## DATA ENTRIES:
◆ ◆ ◆ ◆ ◆
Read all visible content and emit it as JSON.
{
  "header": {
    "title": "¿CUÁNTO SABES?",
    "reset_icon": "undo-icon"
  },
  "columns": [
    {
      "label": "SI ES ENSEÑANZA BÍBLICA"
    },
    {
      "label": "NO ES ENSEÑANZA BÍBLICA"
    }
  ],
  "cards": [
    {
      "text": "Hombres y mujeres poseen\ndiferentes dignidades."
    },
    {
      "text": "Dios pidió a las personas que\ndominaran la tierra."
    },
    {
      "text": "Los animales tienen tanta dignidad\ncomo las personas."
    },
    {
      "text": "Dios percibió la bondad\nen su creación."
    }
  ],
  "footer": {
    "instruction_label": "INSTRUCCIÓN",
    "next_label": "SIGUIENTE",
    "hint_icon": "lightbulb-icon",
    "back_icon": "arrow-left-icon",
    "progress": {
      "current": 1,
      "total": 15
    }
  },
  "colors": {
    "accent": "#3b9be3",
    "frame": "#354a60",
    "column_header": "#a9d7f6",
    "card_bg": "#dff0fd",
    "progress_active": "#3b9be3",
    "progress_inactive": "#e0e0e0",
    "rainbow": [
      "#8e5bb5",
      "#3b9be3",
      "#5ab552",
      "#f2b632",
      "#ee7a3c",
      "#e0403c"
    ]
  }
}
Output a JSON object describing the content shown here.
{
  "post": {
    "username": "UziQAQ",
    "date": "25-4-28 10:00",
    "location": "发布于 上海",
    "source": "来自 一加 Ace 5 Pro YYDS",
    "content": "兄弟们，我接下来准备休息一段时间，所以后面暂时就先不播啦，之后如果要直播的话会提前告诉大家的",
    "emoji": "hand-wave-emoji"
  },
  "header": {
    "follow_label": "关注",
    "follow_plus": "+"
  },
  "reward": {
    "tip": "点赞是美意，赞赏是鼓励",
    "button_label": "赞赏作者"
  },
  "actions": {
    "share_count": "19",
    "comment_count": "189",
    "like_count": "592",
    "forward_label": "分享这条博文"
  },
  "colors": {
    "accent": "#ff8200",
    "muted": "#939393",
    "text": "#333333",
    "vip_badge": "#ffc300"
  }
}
◆ ◆ ◆ ◆ ◆
Retype the material in full, character for character.

## WRITTEN ANSWER:
Read all visible content and emit it as JSON.
{
  "header": {
    "title": "¿CUÁNTO SABES?",
    "reset_icon": "undo-icon"
  },
  "columns": [
    {
      "label": "SI ES ENSEÑANZA BÍBLICA"
    },
    {
      "label": "NO ES ENSEÑANZA BÍBLICA"
    }
  ],
  "cards": [
    {
      "text": "Hombres y mujeres poseen\ndiferentes dignidades."
    },
    {
      "text": "Dios pidió a las personas que\ndominaran la tierra."
    },
    {
      "text": "Los animales tienen tanta dignidad\ncomo las personas."
    },
    {
      "text": "Dios percibió la bondad\nen su creación."
    }
  ],
  "footer": {
    "instruction_label": "INSTRUCCIÓN",
    "next_label": "SIGUIENTE",
    "hint_icon": "lightbulb-icon",
    "back_icon": "arrow-left-icon",
    "progress": {
      "current": 1,
      "total": 15
    }
  },
  "colors": {
    "accent": "#3b9be3",
    "frame": "#354a60",
    "column_header": "#a9d7f6",
    "card_bg": "#dff0fd",
    "progress_active": "#3b9be3",
    "progress_inactive": "#e0e0e0",
    "rainbow": [
      "#8e5bb5",
      "#3b9be3",
      "#5ab552",
      "#f2b632",
      "#ee7a3c",
      "#e0403c"
    ]
  }
}
Output a JSON object describing the content shown here.
{
  "post": {
    "username": "UziQAQ",
    "date": "25-4-28 10:00",
    "location": "发布于 上海",
    "source": "来自 一加 Ace 5 Pro YYDS",
    "content": "兄弟们，我接下来准备休息一段时间，所以后面暂时就先不播啦，之后如果要直播的话会提前告诉大家的",
    "emoji": "hand-wave-emoji"
  },
  "header": {
    "follow_label": "关注",
    "follow_plus": "+"
  },
  "reward": {
    "tip": "点赞是美意，赞赏是鼓励",
    "button_label": "赞赏作者"
  },
  "actions": {
    "share_count": "19",
    "comment_count": "189",
    "like_count": "592",
    "forward_label": "分享这条博文"
  },
  "colors": {
    "accent": "#ff8200",
    "muted": "#939393",
    "text": "#333333",
    "vip_badge": "#ffc300"
  }
}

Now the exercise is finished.